Set task
All lines featuring the string "JSON" are to be listed.

— Start —

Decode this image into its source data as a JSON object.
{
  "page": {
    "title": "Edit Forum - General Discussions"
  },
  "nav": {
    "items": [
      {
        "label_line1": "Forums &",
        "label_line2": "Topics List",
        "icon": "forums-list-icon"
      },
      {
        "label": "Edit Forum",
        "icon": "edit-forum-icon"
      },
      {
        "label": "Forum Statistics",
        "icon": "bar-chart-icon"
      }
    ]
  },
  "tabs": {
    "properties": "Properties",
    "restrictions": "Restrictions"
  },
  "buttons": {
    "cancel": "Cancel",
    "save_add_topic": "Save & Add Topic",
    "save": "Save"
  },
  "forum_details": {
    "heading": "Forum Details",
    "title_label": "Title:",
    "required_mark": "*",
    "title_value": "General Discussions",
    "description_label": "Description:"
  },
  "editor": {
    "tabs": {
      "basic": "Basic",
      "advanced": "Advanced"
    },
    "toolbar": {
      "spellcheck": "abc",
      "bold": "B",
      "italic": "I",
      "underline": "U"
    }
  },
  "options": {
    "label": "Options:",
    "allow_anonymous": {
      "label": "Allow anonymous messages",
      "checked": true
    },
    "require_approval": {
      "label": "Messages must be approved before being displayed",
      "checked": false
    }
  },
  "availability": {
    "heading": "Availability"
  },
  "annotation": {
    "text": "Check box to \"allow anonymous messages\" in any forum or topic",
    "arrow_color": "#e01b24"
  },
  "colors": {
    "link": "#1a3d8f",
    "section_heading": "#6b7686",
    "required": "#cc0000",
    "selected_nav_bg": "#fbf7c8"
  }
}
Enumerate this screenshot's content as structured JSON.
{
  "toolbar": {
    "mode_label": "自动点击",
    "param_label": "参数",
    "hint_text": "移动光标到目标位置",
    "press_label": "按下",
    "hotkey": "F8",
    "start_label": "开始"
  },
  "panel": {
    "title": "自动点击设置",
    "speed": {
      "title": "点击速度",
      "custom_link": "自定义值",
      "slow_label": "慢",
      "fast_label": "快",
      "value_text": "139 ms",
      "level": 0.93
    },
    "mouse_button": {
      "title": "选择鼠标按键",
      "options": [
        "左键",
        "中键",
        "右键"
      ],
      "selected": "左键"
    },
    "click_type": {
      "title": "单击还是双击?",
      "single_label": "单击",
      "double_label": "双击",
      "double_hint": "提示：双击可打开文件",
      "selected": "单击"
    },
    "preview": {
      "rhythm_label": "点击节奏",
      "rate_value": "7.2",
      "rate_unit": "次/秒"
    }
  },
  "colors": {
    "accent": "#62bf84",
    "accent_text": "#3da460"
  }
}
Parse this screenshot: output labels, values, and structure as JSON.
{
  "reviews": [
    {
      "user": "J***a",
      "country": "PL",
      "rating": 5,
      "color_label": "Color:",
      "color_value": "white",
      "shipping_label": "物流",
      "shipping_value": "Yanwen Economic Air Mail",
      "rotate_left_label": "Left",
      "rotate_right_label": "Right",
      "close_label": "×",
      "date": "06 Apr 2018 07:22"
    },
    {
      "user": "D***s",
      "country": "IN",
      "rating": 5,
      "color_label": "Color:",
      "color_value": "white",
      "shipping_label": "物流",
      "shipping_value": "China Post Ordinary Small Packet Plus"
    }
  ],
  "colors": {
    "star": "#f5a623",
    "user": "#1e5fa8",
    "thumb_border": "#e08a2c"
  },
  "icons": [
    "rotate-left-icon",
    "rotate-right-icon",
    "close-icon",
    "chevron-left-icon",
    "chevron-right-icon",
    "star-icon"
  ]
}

— End —

Task result
Decode this image into its source data as a JSON object.
Enumerate this screenshot's content as structured JSON.
Parse this screenshot: output labels, values, and structure as JSON.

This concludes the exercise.